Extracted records
---------------
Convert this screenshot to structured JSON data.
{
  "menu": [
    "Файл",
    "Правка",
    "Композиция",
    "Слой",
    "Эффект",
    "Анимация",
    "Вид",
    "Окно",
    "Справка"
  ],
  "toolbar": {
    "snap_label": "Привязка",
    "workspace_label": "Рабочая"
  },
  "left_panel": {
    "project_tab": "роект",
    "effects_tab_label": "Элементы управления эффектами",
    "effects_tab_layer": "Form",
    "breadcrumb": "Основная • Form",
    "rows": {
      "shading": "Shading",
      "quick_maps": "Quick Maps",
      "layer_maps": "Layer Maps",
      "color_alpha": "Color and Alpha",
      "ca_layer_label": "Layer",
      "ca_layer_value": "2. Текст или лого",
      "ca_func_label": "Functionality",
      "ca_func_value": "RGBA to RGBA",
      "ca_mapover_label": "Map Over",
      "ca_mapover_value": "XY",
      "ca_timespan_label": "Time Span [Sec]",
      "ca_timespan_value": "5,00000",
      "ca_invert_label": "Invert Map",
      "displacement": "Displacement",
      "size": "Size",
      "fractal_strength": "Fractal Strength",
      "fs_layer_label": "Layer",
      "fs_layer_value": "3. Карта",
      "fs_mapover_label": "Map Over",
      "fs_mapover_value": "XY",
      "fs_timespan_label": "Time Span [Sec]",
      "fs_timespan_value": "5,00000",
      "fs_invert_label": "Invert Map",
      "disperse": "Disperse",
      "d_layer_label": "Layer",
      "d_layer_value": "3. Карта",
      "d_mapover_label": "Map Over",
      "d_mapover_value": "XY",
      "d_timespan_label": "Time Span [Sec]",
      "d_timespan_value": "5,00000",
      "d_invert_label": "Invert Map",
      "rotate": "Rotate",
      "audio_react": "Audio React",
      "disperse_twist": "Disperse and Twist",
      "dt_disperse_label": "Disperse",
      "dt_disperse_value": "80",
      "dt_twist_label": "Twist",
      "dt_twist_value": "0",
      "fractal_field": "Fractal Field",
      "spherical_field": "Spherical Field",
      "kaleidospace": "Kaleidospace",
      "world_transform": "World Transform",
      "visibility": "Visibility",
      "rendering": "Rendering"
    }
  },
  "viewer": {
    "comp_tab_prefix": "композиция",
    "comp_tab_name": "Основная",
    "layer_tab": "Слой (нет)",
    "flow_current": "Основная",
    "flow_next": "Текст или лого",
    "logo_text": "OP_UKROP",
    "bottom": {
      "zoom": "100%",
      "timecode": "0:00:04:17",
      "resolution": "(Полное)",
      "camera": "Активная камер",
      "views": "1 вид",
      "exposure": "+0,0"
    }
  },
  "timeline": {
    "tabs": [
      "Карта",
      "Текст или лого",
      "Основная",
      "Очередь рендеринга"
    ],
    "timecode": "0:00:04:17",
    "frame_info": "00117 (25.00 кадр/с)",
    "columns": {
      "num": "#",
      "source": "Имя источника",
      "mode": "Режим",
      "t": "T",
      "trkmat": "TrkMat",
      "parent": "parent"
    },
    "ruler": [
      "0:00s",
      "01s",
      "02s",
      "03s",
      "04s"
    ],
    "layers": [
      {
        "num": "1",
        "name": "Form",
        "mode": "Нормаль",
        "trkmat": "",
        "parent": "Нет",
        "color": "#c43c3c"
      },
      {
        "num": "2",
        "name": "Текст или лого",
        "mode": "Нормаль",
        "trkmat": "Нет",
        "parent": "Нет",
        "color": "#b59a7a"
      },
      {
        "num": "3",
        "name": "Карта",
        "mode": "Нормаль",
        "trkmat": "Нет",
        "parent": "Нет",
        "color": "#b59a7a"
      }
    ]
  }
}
---------------
--- What you are asked to do ---
Each line above that includes "Fractal" should be shown.

--- Answer in full ---
      "fractal_strength": "Fractal Strength",
      "fractal_field": "Fractal Field",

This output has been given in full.